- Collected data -
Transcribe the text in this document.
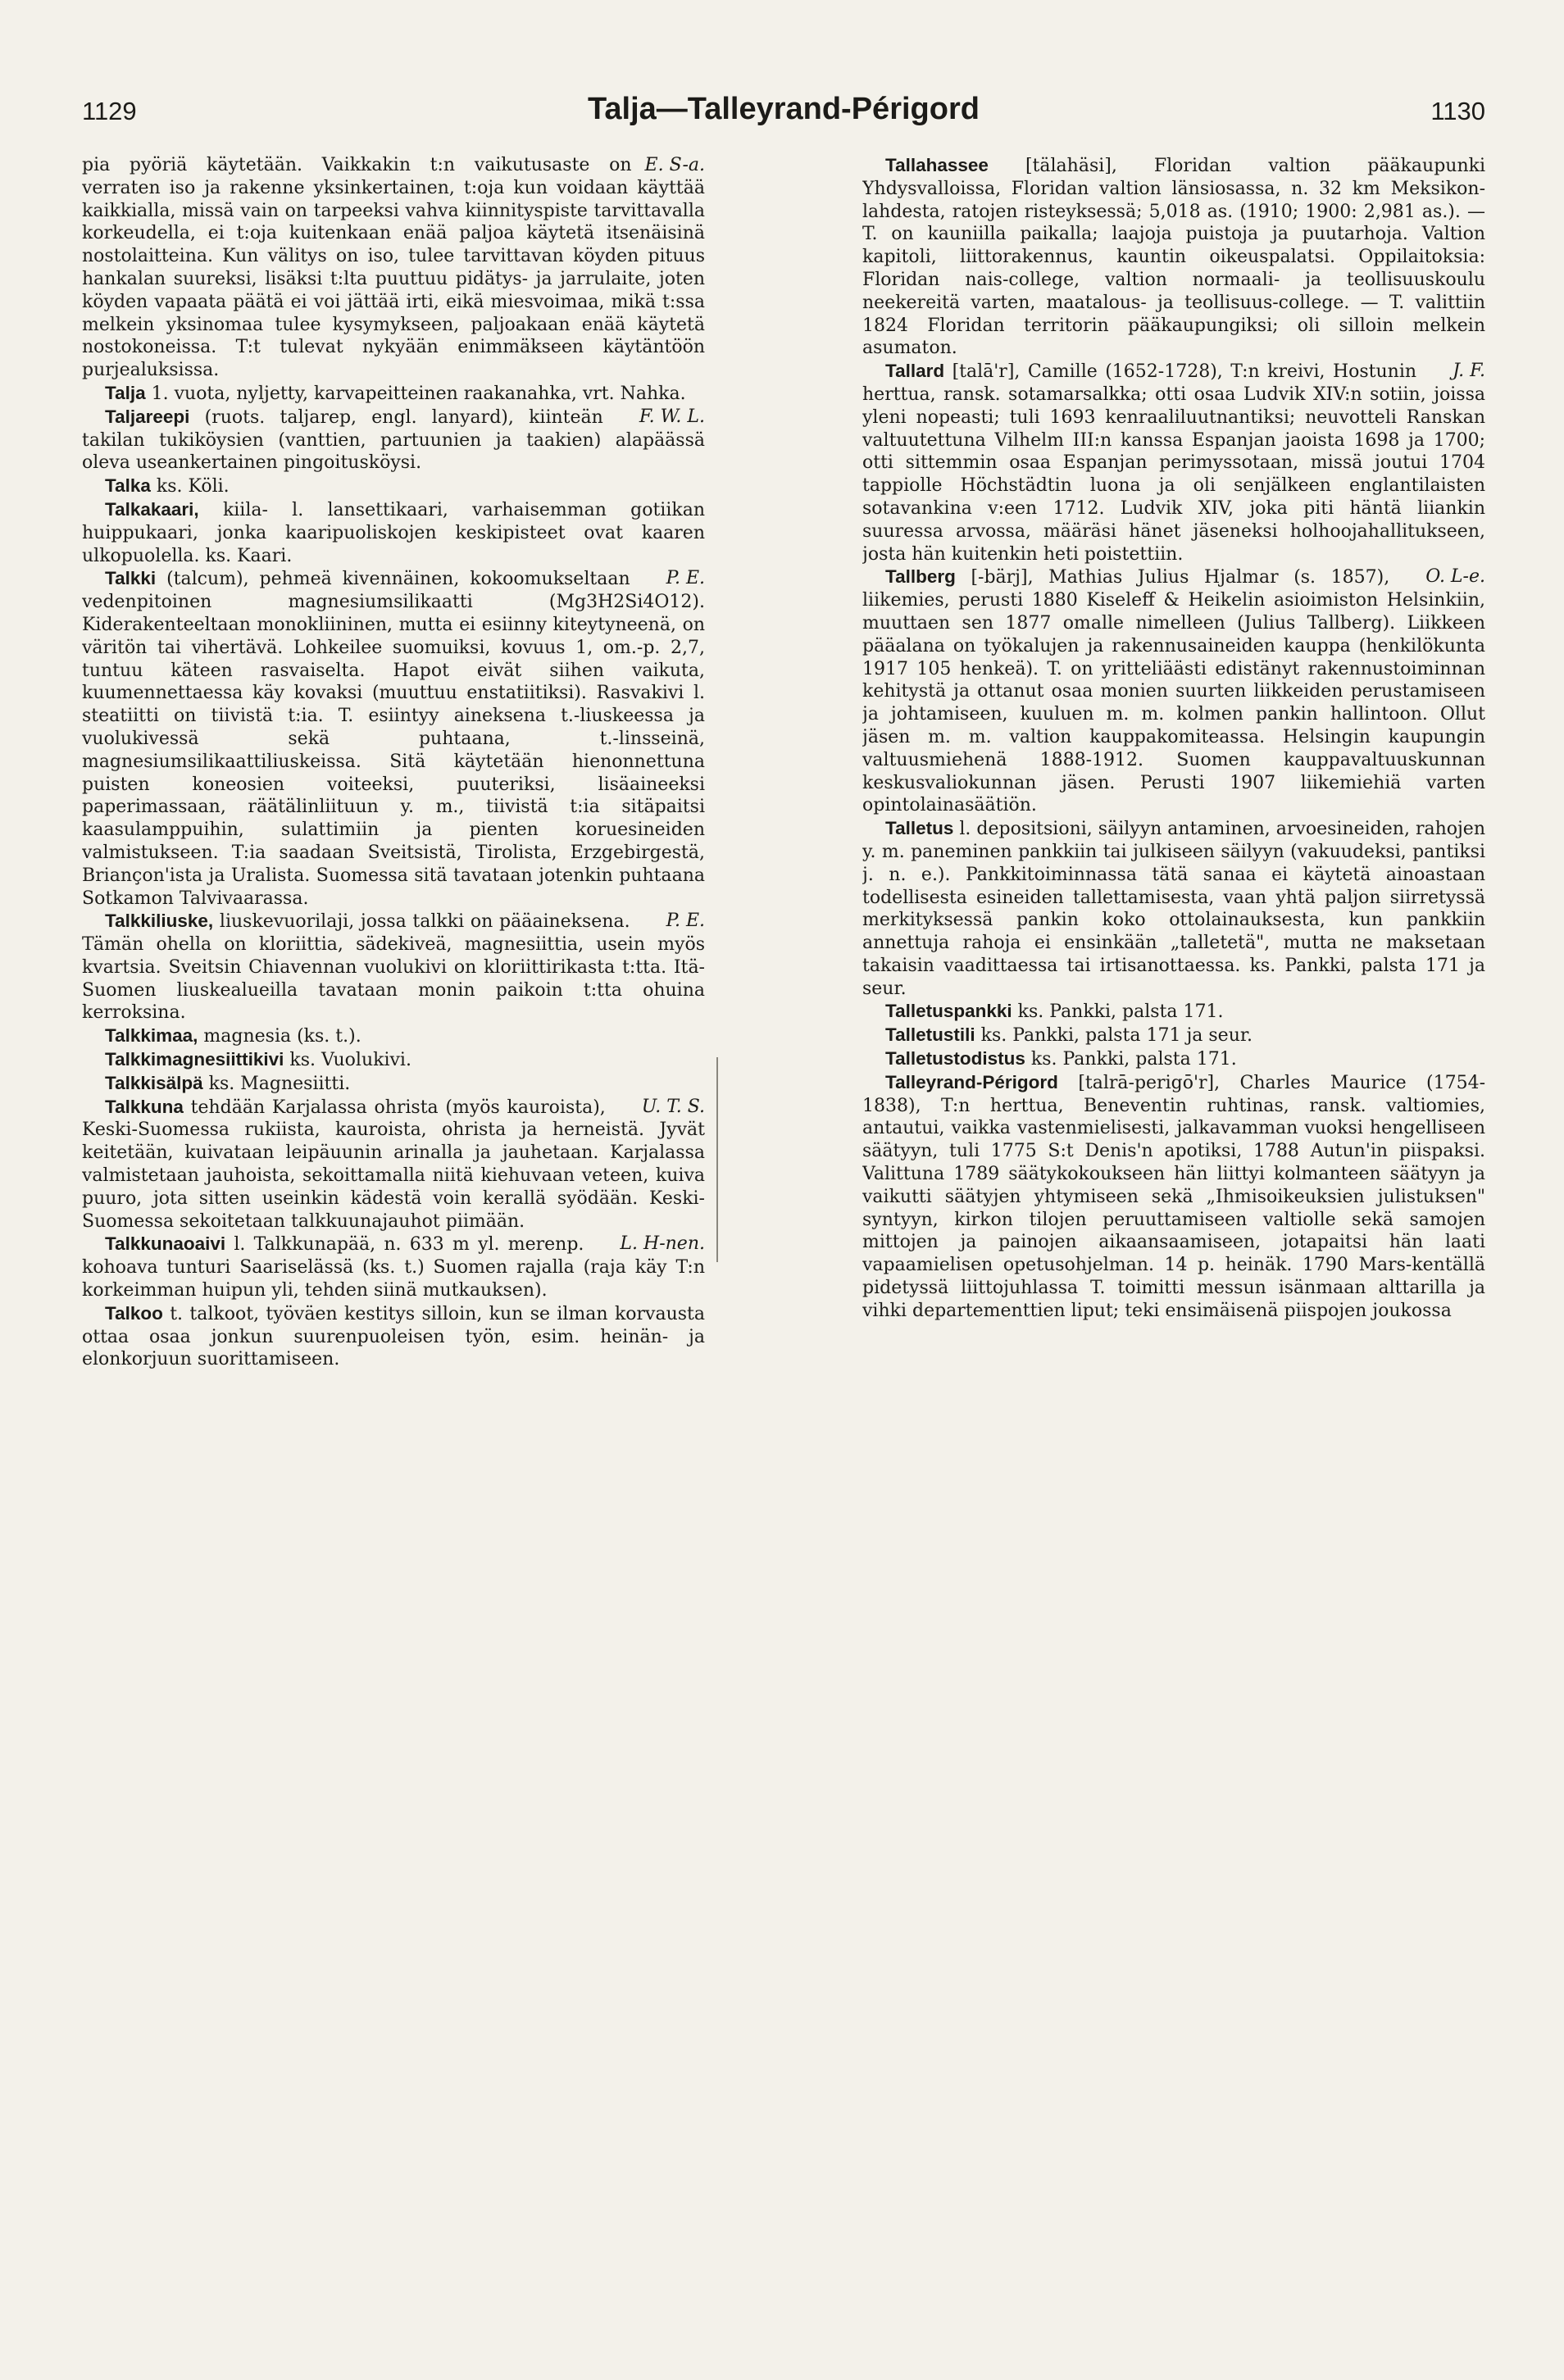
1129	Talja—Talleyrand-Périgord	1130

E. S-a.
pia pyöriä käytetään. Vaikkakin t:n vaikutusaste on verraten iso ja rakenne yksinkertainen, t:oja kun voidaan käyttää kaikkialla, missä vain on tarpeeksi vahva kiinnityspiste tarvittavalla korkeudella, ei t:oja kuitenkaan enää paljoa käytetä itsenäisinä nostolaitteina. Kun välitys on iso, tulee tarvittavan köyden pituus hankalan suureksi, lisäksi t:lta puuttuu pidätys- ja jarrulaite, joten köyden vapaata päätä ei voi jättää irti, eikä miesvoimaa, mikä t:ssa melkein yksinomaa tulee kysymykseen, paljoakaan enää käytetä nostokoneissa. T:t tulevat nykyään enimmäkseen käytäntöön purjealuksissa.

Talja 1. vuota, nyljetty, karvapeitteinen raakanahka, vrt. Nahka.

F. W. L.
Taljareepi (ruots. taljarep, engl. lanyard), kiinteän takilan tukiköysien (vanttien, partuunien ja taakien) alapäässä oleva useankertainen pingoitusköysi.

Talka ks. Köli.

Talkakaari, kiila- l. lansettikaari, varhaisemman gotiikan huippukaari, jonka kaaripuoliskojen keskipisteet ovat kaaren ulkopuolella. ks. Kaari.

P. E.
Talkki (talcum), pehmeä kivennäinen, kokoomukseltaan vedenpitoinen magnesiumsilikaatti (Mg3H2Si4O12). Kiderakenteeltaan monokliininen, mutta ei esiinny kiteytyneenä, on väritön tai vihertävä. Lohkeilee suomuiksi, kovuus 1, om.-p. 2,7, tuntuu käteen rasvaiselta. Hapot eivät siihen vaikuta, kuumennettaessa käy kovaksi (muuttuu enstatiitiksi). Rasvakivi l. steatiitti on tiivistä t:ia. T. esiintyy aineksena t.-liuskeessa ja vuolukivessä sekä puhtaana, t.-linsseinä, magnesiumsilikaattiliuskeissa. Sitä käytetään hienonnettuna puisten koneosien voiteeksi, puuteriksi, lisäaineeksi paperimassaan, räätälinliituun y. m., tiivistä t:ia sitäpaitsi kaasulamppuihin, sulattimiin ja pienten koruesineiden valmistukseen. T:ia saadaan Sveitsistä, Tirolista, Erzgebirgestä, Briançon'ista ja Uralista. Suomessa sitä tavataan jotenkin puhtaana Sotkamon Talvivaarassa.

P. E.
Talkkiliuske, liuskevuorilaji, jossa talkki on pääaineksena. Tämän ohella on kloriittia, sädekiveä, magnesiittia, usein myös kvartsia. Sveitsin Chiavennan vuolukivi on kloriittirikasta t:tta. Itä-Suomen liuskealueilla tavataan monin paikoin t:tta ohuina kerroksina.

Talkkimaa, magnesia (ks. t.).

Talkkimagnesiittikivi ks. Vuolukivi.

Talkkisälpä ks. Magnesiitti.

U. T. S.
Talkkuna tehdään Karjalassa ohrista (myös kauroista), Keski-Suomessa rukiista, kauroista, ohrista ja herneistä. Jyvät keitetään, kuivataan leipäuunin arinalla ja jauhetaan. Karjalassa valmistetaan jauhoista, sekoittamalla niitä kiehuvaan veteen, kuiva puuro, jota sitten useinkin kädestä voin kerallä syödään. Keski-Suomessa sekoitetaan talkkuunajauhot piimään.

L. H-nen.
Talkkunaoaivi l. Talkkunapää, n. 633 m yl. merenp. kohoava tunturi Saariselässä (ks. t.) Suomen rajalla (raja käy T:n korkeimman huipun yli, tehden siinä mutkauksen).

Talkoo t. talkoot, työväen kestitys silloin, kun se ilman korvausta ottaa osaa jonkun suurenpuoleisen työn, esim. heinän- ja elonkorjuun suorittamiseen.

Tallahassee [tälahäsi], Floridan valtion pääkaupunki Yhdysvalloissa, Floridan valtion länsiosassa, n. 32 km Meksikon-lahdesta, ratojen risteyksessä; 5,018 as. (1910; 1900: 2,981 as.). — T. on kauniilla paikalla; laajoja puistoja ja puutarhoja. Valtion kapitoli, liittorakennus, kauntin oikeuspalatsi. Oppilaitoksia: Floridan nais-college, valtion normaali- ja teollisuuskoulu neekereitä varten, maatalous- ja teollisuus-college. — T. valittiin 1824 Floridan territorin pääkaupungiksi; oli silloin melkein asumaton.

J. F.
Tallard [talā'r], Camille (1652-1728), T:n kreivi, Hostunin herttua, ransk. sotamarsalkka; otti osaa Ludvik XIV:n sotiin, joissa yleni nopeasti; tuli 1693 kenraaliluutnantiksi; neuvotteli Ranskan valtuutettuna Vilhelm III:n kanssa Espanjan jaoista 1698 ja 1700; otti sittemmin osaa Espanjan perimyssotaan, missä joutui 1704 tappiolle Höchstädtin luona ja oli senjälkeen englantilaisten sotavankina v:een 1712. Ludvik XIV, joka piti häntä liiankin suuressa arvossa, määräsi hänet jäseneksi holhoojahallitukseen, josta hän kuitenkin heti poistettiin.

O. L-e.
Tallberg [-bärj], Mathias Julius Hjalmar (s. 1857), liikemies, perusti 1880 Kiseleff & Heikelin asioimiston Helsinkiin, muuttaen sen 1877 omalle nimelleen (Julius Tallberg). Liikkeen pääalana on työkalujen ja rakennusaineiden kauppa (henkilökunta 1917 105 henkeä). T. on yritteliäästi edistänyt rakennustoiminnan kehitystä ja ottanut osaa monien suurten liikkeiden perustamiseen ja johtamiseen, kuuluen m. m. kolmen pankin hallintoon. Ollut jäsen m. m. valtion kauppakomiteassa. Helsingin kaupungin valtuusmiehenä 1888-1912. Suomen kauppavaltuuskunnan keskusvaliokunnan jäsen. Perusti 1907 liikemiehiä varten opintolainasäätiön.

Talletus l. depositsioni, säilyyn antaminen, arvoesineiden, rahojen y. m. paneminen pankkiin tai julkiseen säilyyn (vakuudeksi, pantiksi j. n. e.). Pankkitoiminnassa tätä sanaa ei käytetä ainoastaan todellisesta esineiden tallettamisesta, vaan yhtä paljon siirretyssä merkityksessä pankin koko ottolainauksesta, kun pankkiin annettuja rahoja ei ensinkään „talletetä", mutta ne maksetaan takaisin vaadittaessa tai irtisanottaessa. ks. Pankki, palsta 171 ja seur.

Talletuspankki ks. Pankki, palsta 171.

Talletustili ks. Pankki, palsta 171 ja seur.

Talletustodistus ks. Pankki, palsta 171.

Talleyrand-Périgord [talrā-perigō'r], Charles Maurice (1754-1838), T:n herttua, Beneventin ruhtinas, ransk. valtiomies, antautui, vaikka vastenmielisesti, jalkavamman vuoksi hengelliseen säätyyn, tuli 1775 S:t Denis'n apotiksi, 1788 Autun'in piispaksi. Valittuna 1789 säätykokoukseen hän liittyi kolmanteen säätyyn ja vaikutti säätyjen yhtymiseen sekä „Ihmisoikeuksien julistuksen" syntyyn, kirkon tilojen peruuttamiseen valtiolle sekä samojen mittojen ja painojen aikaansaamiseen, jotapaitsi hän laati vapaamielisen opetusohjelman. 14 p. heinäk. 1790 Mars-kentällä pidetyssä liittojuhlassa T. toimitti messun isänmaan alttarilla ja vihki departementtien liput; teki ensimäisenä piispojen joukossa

==

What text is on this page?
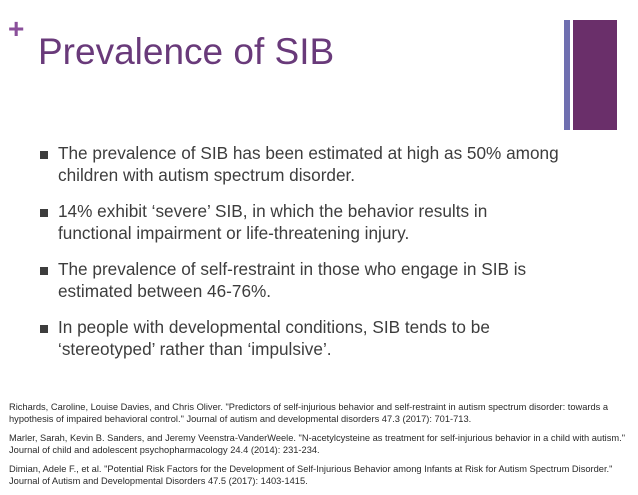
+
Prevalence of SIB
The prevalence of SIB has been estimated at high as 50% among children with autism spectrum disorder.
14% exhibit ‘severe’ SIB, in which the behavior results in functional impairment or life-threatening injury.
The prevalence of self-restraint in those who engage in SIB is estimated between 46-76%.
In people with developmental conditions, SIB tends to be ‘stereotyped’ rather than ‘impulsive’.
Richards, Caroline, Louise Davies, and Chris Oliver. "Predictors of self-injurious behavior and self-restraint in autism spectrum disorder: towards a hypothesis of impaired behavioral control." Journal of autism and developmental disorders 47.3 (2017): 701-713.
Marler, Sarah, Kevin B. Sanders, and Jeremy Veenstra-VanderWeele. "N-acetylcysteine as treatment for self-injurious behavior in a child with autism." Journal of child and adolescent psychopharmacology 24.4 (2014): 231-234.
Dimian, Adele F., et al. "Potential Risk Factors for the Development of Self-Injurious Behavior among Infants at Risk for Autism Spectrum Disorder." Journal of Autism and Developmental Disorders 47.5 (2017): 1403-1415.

--

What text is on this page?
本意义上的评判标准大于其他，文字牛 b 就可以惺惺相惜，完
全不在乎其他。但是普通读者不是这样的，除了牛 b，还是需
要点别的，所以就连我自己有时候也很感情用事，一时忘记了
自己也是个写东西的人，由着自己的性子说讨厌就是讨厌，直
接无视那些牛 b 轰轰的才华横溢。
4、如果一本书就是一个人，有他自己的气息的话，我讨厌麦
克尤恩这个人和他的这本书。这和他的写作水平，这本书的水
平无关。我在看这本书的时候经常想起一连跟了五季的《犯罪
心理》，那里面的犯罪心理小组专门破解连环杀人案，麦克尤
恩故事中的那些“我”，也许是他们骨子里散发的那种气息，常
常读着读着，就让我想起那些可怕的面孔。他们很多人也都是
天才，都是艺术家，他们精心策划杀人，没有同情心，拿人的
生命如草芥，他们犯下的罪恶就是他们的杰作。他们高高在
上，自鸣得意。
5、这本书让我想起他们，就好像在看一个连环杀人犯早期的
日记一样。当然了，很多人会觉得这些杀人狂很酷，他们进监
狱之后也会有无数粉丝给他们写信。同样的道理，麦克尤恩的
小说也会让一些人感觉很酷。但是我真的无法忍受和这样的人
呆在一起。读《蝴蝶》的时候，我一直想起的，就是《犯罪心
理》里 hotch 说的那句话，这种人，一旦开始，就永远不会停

- Set task -
Lines containing the string "silloin" should be counted; reply with their number and nothing more.

- Exercise output -
2